Items from a data source:
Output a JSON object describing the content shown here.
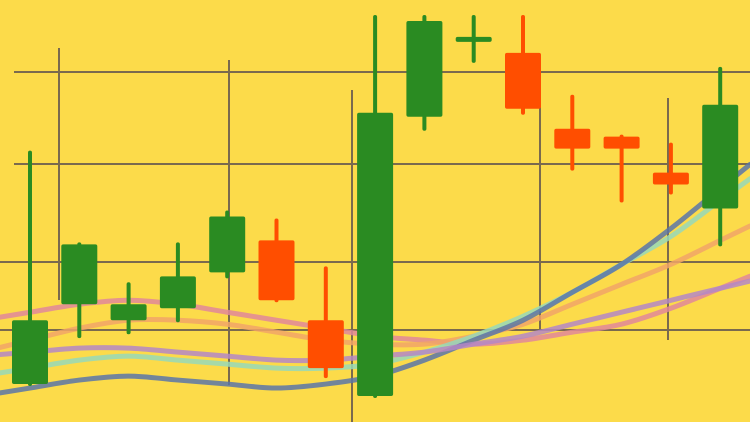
{
  "colors": {
    "background": "#FCDB4A",
    "grid": "#7A6A4E",
    "up": "#2A8B22",
    "down": "#FF4E00",
    "ma_pink": "#E0879A",
    "ma_orange": "#F1A467",
    "ma_mint": "#97D8B8",
    "ma_blue": "#5A76A8",
    "ma_purple": "#B487C6"
  },
  "chart_data": {
    "type": "candlestick",
    "title": "",
    "xlabel": "",
    "ylabel": "",
    "grid": true,
    "legend": "none",
    "ylim": [
      0,
      100
    ],
    "candles": [
      {
        "open": 6,
        "close": 22,
        "high": 64,
        "low": 6
      },
      {
        "open": 26,
        "close": 41,
        "high": 41,
        "low": 18
      },
      {
        "open": 22,
        "close": 26,
        "high": 31,
        "low": 19
      },
      {
        "open": 25,
        "close": 33,
        "high": 41,
        "low": 22
      },
      {
        "open": 34,
        "close": 48,
        "high": 49,
        "low": 33
      },
      {
        "open": 42,
        "close": 27,
        "high": 47,
        "low": 27
      },
      {
        "open": 22,
        "close": 10,
        "high": 35,
        "low": 8
      },
      {
        "open": 3,
        "close": 74,
        "high": 98,
        "low": 3
      },
      {
        "open": 73,
        "close": 97,
        "high": 98,
        "low": 70
      },
      {
        "open": 93,
        "close": 93,
        "high": 98,
        "low": 87
      },
      {
        "open": 89,
        "close": 75,
        "high": 98,
        "low": 74
      },
      {
        "open": 70,
        "close": 65,
        "high": 78,
        "low": 60
      },
      {
        "open": 68,
        "close": 65,
        "high": 68,
        "low": 52
      },
      {
        "open": 59,
        "close": 56,
        "high": 66,
        "low": 54
      },
      {
        "open": 50,
        "close": 76,
        "high": 85,
        "low": 41
      }
    ],
    "moving_averages": [
      {
        "values": [
          24,
          26,
          27,
          26,
          24,
          22,
          20,
          18,
          17,
          16,
          17,
          19,
          21,
          25,
          30
        ]
      },
      {
        "values": [
          17,
          20,
          22,
          22,
          21,
          19,
          17,
          16,
          16,
          18,
          21,
          26,
          31,
          36,
          42
        ]
      },
      {
        "values": [
          10,
          12,
          13,
          12,
          11,
          10,
          10,
          11,
          14,
          18,
          23,
          29,
          36,
          43,
          52
        ]
      },
      {
        "values": [
          5,
          7,
          8,
          7,
          6,
          5,
          6,
          8,
          12,
          17,
          22,
          29,
          36,
          45,
          55
        ]
      },
      {
        "values": [
          14,
          15,
          15,
          14,
          13,
          12,
          12,
          13,
          14,
          16,
          18,
          21,
          24,
          27,
          30
        ]
      }
    ]
  }
}
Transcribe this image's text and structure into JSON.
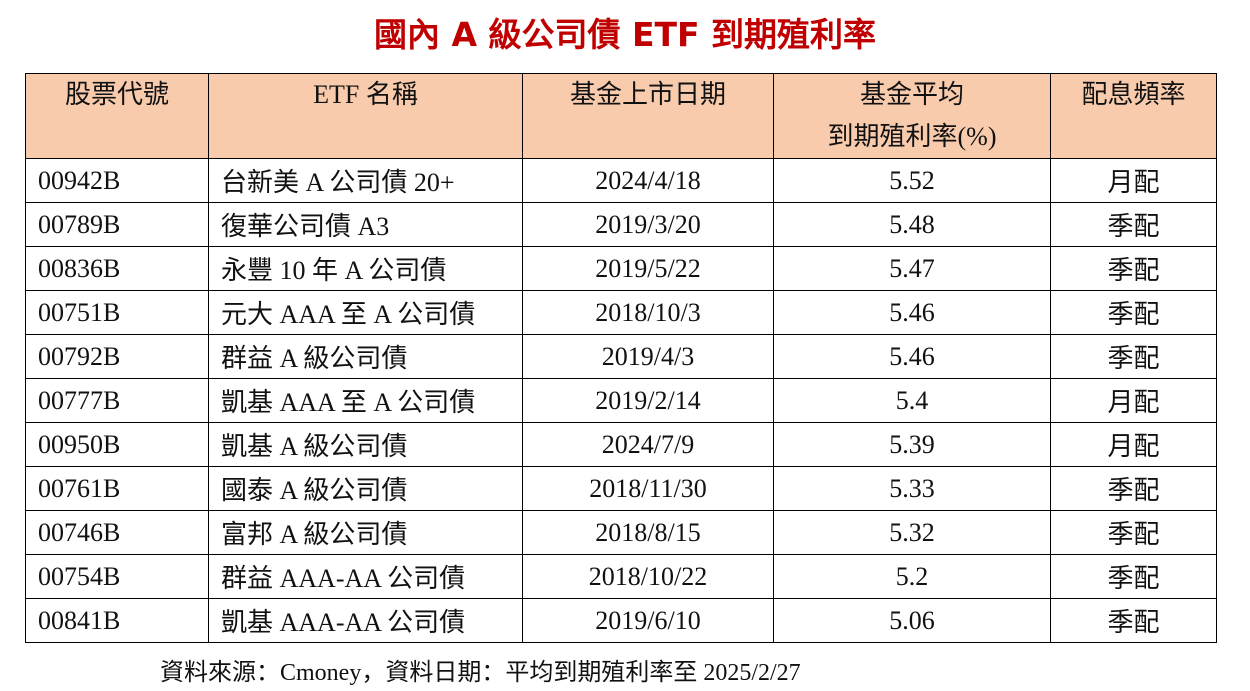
{
  "title": "國內 A 級公司債 ETF 到期殖利率",
  "table": {
    "header": [
      "股票代號",
      "ETF 名稱",
      "基金上市日期",
      [
        "基金平均",
        "到期殖利率(%)"
      ],
      "配息頻率"
    ],
    "rows": [
      [
        "00942B",
        "台新美 A 公司債 20+",
        "2024/4/18",
        "5.52",
        "月配"
      ],
      [
        "00789B",
        "復華公司債 A3",
        "2019/3/20",
        "5.48",
        "季配"
      ],
      [
        "00836B",
        "永豐 10 年 A 公司債",
        "2019/5/22",
        "5.47",
        "季配"
      ],
      [
        "00751B",
        "元大 AAA 至 A 公司債",
        "2018/10/3",
        "5.46",
        "季配"
      ],
      [
        "00792B",
        "群益 A 級公司債",
        "2019/4/3",
        "5.46",
        "季配"
      ],
      [
        "00777B",
        "凱基 AAA 至 A 公司債",
        "2019/2/14",
        "5.4",
        "月配"
      ],
      [
        "00950B",
        "凱基 A 級公司債",
        "2024/7/9",
        "5.39",
        "月配"
      ],
      [
        "00761B",
        "國泰 A 級公司債",
        "2018/11/30",
        "5.33",
        "季配"
      ],
      [
        "00746B",
        "富邦 A 級公司債",
        "2018/8/15",
        "5.32",
        "季配"
      ],
      [
        "00754B",
        "群益 AAA-AA 公司債",
        "2018/10/22",
        "5.2",
        "季配"
      ],
      [
        "00841B",
        "凱基 AAA-AA 公司債",
        "2019/6/10",
        "5.06",
        "季配"
      ]
    ]
  },
  "footnote": "資料來源：Cmoney，資料日期：平均到期殖利率至 2025/2/27"
}
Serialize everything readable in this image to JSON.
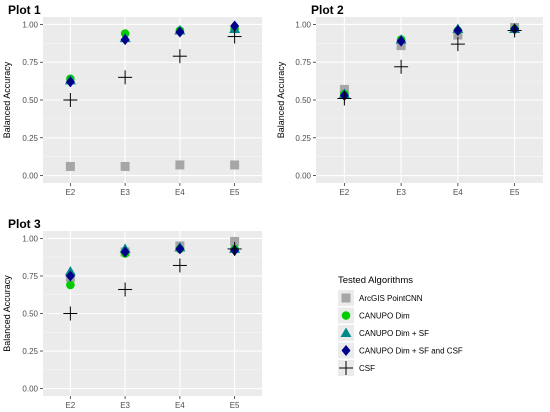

Written instruction
Only lines with the string "JSON" belong in your answer; copy each one.

Result of the exercise
Output a JSON object describing the content shown here.
Transcribe this image's text and structure into JSON.
Serialize everything readable in this image to JSON.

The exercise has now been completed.